- **Records shown**
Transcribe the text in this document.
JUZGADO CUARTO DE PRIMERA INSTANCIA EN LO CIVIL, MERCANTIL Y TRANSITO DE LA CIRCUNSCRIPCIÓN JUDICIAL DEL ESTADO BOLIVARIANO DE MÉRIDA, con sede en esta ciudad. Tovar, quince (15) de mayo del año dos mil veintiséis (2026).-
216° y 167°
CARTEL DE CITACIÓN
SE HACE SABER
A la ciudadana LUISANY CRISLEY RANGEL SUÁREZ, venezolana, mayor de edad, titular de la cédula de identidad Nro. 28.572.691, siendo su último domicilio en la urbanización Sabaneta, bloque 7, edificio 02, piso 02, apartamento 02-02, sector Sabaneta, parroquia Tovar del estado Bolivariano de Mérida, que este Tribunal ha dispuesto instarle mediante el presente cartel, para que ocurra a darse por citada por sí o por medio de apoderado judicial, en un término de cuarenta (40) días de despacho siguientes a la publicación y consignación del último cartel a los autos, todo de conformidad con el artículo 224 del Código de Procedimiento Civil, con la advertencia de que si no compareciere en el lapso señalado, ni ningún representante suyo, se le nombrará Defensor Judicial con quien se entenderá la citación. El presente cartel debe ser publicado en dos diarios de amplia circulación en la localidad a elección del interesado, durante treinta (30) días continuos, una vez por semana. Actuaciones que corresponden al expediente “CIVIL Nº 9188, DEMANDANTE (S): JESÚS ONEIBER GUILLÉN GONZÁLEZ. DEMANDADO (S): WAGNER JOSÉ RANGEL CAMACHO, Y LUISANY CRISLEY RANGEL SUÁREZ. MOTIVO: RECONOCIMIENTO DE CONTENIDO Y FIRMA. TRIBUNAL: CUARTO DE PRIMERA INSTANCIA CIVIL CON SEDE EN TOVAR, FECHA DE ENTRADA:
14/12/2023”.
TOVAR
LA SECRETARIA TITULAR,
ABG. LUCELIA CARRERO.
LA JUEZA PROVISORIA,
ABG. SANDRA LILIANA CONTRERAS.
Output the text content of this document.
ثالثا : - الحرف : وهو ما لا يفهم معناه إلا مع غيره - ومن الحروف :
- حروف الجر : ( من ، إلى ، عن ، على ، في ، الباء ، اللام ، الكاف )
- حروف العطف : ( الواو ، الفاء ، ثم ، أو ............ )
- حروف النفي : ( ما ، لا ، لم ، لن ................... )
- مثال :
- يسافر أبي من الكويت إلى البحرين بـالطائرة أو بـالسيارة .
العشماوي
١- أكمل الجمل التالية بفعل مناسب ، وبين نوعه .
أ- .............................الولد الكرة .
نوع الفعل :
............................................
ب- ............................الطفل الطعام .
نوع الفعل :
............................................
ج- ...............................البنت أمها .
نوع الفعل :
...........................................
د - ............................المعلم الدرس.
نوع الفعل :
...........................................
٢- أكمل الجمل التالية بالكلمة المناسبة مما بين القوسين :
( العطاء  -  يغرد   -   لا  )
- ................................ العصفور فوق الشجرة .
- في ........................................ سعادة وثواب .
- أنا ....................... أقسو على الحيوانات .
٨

- **The request**
Identify every line where the string "الجمل" appears.

- **Answer**
١- أكمل الجمل التالية بفعل مناسب ، وبين نوعه .
٢- أكمل الجمل التالية بالكلمة المناسبة مما بين القوسين :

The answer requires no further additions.